• To be done: Give back the full listing verbatim, apart from its images.

• Provided entries:

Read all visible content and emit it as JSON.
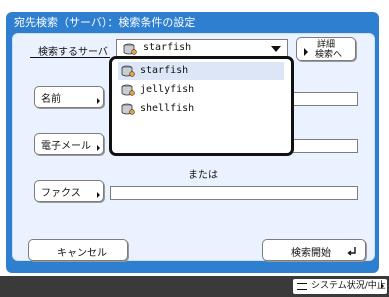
{
  "window": {
    "title": "宛先検索（サーバ）：検索条件の設定"
  },
  "server": {
    "label": "検索するサーバ",
    "selected": "starfish"
  },
  "details_button": {
    "label_line1": "詳細",
    "label_line2": "検索へ"
  },
  "server_options": [
    {
      "label": "starfish",
      "icon": "server-database-icon",
      "selected": true
    },
    {
      "label": "jellyfish",
      "icon": "server-database-icon",
      "selected": false
    },
    {
      "label": "shellfish",
      "icon": "server-database-icon",
      "selected": false
    }
  ],
  "fields": {
    "name_label": "名前",
    "email_label": "電子メール",
    "or_text": "または",
    "fax_label": "ファクス"
  },
  "footer": {
    "cancel_label": "キャンセル",
    "start_label": "検索開始"
  },
  "status": {
    "label": "システム状況/中止"
  },
  "colors": {
    "frame": "#2f7fd1",
    "panel": "#eaf2ff",
    "status_bar": "#3a3a3a",
    "selected_option": "#dce6f7"
  }
}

• Solution for this task:
Read all visible content and emit it as JSON.
{
  "window": {
    "title": "宛先検索（サーバ）：検索条件の設定"
  },
  "server": {
    "label": "検索するサーバ",
    "selected": "starfish"
  },
  "details_button": {
    "label_line1": "詳細",
    "label_line2": "検索へ"
  },
  "server_options": [
    {
      "label": "starfish",
      "icon": "server-database-icon",
      "selected": true
    },
    {
      "label": "jellyfish",
      "icon": "server-database-icon",
      "selected": false
    },
    {
      "label": "shellfish",
      "icon": "server-database-icon",
      "selected": false
    }
  ],
  "fields": {
    "name_label": "名前",
    "email_label": "電子メール",
    "or_text": "または",
    "fax_label": "ファクス"
  },
  "footer": {
    "cancel_label": "キャンセル",
    "start_label": "検索開始"
  },
  "status": {
    "label": "システム状況/中止"
  },
  "colors": {
    "frame": "#2f7fd1",
    "panel": "#eaf2ff",
    "status_bar": "#3a3a3a",
    "selected_option": "#dce6f7"
  }
}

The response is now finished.